> [Instructions to follow]
Where does the string "text" appear in the records? Copy every line that contains it.

--- Rows ---

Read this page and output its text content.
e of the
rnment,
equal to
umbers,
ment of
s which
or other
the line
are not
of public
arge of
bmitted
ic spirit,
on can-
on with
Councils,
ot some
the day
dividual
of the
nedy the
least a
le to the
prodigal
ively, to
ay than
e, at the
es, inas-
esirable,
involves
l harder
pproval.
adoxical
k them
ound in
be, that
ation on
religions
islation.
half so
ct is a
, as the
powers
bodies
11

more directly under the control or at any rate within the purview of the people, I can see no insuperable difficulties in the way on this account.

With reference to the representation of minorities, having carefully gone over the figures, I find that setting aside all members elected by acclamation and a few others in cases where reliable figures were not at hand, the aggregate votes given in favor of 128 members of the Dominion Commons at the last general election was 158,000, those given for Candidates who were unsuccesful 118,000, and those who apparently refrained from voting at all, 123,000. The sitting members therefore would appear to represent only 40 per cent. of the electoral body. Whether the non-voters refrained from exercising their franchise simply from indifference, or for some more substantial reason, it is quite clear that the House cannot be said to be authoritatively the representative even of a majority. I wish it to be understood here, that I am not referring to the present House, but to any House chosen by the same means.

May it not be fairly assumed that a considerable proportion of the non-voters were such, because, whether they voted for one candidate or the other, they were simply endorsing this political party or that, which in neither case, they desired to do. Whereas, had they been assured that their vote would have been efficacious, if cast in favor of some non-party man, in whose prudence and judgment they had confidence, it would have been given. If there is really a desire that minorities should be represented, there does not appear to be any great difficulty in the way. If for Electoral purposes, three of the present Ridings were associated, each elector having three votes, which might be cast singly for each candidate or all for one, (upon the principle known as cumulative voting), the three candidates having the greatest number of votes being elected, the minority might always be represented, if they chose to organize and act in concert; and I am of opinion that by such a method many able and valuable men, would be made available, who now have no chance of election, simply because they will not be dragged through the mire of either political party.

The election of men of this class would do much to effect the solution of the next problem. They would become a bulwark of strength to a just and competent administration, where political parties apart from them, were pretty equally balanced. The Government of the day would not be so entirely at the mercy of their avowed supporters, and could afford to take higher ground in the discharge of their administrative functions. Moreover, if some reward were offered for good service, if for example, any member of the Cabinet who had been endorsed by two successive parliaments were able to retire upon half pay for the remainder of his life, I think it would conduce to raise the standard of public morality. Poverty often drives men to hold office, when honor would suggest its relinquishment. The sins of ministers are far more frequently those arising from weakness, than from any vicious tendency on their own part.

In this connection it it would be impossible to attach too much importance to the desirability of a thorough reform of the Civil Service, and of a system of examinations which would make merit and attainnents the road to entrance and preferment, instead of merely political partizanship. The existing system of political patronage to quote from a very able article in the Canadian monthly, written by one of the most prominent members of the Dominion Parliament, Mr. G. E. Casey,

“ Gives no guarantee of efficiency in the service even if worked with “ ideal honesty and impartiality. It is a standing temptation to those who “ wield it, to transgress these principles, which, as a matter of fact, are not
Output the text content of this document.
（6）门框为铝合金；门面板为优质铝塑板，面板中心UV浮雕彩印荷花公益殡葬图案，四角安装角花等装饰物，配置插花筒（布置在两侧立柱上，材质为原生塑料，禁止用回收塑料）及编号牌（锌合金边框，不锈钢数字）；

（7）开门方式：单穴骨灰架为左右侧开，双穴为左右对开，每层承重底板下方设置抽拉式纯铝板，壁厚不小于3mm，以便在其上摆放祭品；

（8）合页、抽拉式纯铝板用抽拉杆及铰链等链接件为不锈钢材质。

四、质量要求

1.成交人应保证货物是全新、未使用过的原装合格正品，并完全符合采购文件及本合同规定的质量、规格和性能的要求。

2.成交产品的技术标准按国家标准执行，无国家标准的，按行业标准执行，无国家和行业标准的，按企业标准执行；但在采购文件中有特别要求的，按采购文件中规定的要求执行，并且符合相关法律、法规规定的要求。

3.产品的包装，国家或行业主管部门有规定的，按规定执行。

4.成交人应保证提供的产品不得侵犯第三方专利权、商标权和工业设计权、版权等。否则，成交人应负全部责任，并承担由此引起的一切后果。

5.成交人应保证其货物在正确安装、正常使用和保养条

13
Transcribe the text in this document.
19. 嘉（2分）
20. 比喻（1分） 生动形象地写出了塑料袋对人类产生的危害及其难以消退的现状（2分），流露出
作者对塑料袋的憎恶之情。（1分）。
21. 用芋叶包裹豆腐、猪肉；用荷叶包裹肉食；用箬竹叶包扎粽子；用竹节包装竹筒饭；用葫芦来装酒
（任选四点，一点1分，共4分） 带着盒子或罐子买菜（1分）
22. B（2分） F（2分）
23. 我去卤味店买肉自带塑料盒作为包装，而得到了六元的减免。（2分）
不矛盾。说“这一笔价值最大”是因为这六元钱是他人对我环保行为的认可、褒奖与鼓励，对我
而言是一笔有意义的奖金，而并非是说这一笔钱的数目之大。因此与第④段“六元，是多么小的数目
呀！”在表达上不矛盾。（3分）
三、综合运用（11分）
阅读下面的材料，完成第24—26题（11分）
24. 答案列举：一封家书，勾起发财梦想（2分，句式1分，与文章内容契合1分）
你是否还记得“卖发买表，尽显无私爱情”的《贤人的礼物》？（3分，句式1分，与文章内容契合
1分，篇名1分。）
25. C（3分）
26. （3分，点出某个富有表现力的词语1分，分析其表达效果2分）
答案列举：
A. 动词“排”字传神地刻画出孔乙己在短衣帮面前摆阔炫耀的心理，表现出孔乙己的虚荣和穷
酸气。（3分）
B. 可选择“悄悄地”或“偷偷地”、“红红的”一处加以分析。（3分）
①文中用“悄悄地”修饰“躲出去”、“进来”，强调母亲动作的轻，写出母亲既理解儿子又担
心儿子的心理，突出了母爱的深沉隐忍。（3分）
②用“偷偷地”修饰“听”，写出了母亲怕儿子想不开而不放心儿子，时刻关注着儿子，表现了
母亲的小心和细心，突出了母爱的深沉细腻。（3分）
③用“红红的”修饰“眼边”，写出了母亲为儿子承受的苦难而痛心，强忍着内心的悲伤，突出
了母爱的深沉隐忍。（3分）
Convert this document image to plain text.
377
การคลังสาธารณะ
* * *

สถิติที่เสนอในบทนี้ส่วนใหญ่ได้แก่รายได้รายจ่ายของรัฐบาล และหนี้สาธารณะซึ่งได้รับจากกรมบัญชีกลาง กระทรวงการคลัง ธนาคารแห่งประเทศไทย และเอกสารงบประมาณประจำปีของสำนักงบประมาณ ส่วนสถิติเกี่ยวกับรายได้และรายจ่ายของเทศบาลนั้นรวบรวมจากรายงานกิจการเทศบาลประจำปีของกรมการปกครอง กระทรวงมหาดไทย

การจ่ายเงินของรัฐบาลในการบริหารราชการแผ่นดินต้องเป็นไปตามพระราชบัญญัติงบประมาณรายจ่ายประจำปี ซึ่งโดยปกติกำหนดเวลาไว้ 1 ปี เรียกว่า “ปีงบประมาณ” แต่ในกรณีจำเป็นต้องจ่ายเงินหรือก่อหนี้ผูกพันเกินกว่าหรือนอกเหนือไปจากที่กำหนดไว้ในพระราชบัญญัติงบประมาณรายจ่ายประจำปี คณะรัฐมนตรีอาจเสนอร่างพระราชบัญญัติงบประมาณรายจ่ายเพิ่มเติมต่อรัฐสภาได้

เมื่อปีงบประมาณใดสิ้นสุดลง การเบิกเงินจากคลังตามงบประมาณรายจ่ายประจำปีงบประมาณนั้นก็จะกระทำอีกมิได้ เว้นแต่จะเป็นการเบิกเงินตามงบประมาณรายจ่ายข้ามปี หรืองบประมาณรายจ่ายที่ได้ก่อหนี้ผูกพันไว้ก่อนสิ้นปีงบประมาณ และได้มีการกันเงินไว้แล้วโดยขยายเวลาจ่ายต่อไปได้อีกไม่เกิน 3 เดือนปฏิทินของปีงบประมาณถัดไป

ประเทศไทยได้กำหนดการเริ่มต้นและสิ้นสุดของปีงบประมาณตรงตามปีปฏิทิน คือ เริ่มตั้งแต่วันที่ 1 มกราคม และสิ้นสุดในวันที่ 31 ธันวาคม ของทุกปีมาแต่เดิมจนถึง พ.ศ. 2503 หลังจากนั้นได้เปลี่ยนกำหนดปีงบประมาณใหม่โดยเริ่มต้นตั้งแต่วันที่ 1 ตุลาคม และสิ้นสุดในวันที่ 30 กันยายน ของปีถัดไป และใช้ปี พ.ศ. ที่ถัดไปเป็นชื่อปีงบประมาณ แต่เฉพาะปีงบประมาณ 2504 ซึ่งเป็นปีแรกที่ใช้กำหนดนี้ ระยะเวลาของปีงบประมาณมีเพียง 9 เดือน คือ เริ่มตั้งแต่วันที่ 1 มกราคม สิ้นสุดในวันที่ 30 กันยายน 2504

---

> [The output]
Read this page and output its text content.
Output the text content of this document.
Transcribe the text in this document.
Convert this document image to plain text.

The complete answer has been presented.